● Supplied passage:
━━━━━━

Anders Brownworth

Technology and Disruption

Activating an Inactive Software RAID

I had some sort of an unrecoverable drive / controller error on my home Linux server which locked up the machine and caused it's software RAID to go inactive after reboot.


--------
box # cat /proc/mdstat
Personalities : [linear] [raid0] [raid1] [raid10] [raid6] [raid5] [raid4]
md0 : inactive sdb1[1] sda1[0] sdh1[6] sdg1[7] sdd1[2] sdf1[5] sde1[4]
6837319552 blocks

unused devices: <none>
--------


One disk (/dev/sdc) was showing IO errors so I removed and replaced it.


--------
box # mdadm --manage /dev/md0 --remove /dev/sdc1
box # fdisk /dev/sdc
(one partition of type "fd" spanning the disk)

━━━━━━

● Prompt 1:
In the RAID post, which disk was showing IO errors?
● Prompt 2:
Summarize the RAID post in two sentences.
● Prompt 3:
Pick up the post about the inactive software RAID from the point where it stops.
The records can be set aside; none of them are used here.

● Entries provided:
━━━━━━

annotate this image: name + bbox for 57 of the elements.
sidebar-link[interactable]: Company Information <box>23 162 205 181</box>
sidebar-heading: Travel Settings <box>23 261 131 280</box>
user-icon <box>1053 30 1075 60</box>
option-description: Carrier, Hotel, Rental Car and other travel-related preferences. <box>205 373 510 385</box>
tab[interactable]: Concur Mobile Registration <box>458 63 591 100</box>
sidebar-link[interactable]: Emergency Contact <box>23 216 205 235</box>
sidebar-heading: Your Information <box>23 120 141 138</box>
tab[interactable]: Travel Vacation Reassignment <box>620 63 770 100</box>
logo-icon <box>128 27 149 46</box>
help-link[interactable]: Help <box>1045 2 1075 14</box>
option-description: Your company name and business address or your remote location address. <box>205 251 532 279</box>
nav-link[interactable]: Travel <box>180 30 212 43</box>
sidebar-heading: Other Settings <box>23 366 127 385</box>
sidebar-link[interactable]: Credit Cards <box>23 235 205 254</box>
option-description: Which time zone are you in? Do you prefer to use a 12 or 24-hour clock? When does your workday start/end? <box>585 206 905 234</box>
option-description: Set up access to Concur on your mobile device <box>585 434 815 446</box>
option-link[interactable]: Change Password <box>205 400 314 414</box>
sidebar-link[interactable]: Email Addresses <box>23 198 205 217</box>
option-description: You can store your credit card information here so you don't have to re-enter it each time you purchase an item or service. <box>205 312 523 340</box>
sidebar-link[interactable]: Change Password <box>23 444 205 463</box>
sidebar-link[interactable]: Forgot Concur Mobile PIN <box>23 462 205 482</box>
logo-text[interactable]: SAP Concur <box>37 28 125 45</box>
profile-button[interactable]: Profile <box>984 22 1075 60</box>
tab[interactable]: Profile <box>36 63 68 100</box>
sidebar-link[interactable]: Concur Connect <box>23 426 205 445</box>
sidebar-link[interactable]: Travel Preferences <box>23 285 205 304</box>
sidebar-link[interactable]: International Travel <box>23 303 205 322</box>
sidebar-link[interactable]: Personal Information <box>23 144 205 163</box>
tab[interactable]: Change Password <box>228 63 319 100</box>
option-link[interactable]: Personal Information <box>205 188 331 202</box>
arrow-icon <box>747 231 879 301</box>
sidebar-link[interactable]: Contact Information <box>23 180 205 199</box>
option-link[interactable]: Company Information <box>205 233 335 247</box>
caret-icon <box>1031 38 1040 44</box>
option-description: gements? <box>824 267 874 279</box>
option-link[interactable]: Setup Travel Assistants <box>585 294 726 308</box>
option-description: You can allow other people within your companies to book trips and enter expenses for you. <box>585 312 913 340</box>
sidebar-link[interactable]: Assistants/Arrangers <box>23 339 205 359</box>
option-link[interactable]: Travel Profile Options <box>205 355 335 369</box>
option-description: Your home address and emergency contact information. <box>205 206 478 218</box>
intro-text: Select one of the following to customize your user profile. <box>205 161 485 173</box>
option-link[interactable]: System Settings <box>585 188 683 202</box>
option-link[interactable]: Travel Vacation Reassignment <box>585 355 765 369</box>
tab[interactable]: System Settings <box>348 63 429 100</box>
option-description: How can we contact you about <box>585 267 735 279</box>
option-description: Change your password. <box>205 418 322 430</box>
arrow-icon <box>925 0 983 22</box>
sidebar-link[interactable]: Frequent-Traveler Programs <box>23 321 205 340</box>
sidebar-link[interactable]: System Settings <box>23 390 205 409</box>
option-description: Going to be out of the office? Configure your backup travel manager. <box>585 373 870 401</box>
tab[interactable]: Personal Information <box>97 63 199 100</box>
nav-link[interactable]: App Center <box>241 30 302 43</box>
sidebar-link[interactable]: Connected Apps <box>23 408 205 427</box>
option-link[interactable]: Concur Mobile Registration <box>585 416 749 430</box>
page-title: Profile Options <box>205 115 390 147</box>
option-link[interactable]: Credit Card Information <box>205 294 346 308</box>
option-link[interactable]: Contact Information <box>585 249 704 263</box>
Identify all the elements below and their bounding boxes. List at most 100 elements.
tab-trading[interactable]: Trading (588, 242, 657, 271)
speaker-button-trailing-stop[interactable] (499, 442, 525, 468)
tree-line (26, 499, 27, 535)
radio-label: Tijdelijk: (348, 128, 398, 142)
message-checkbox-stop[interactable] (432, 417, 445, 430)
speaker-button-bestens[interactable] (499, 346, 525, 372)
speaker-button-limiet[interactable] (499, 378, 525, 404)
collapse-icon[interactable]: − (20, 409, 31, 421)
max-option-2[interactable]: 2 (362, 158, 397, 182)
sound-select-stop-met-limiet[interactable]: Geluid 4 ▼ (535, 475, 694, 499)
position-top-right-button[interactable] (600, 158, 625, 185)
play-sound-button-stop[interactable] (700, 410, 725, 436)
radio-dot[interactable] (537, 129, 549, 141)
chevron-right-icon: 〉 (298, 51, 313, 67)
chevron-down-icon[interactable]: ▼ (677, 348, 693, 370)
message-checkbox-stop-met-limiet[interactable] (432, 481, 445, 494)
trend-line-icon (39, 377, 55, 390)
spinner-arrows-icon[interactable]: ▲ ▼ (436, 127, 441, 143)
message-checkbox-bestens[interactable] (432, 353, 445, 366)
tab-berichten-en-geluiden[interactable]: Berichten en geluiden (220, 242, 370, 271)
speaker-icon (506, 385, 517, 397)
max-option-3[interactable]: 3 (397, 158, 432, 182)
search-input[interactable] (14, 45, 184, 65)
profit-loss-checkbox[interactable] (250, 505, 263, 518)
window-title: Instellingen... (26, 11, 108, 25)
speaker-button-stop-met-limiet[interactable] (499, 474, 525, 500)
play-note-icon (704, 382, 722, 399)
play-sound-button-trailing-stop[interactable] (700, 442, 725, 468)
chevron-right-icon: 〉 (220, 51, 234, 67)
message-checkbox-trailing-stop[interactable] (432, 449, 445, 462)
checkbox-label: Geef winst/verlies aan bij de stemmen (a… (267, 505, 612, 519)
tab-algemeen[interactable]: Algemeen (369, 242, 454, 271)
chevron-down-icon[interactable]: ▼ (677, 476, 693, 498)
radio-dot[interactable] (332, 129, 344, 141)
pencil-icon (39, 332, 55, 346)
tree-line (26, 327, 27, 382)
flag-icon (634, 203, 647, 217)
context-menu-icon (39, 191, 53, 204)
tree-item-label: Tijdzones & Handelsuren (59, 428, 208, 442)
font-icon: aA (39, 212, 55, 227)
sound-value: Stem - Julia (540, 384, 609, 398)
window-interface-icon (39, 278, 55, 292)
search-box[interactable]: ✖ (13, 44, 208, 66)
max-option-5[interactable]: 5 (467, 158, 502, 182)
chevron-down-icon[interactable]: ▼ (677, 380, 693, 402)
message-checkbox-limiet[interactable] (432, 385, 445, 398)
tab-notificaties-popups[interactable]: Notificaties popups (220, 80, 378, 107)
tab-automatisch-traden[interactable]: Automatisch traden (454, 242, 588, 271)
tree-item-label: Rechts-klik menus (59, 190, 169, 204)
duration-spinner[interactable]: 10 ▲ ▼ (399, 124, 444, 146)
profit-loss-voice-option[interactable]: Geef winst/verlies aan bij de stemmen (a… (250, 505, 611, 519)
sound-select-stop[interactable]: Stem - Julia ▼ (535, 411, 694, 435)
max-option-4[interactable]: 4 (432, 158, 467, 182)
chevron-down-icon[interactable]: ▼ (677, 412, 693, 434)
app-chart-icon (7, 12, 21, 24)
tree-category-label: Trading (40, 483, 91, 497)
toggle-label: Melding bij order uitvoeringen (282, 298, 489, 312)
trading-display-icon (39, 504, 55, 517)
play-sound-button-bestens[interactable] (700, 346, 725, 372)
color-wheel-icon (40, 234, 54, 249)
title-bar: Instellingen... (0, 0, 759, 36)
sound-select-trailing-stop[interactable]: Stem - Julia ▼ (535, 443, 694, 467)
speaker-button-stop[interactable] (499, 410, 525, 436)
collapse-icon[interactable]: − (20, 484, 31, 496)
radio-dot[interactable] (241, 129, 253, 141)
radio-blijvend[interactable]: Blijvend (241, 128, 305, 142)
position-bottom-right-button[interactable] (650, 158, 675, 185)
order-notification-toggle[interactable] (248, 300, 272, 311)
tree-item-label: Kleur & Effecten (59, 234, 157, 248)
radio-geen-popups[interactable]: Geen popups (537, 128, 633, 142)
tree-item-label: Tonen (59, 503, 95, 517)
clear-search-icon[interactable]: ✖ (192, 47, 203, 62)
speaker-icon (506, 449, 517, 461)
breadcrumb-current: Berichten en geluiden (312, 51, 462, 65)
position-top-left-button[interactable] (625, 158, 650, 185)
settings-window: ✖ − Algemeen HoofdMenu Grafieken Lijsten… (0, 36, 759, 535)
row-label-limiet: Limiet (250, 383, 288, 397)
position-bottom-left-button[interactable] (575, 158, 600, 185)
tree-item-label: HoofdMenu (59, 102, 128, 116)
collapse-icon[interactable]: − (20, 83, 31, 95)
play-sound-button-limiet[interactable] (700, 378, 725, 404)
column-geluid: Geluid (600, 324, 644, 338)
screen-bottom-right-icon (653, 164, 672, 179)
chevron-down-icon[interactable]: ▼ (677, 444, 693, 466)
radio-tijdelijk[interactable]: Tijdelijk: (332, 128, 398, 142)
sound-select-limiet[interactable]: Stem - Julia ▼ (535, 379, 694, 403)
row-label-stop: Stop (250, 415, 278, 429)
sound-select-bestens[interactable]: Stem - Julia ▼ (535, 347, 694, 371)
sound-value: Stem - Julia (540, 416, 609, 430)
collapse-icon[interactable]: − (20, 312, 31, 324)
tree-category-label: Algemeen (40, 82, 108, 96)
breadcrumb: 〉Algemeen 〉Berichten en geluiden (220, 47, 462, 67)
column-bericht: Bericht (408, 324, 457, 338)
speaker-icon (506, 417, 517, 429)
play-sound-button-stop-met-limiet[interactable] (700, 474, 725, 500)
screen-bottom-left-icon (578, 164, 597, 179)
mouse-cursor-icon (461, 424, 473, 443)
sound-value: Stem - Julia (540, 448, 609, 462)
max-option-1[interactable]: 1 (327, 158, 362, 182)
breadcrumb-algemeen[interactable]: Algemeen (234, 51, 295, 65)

━━━━━━

● Your response 1:
/dev/sdc

● Your response 2:
An unrecoverable drive or controller error on a home Linux server locked up the machine and left its software RAID inactive after a reboot. Because one disk, /dev/sdc, was showing IO errors, it was removed and replaced.

● Your response 3:
box # mdadm --manage /dev/md0 --add /dev/sdc1
--------


But when I attempted to re-assemble the RAID:


--------
box # mdadm --assemble /dev/md0 /dev/sd[abcdefgh]1
mdadm: cannot open device /dev/sda1: Device or resource busy
mdadm: /dev/sda1 has no superblock - assembly aborted
--------


What? No superblock? I can clearly read it:


--------
box ~ # mdadm --examine /dev/sda1
/dev/sda1:
Magic : a92b4efc
Version : 0.90.00
UUID : 2476ddcb:ac8eb7ae:d7a6d8c7:9aeca122 (local to host box)
Creation Time : Mon Jan 25 21:51:25 2010
Raid Level : raid5
Used Dev Size : 976759936 (931.51 GiB 1000.20 GB)
Array Size : 6837319552 (6520.58 GiB 7001.42 GB)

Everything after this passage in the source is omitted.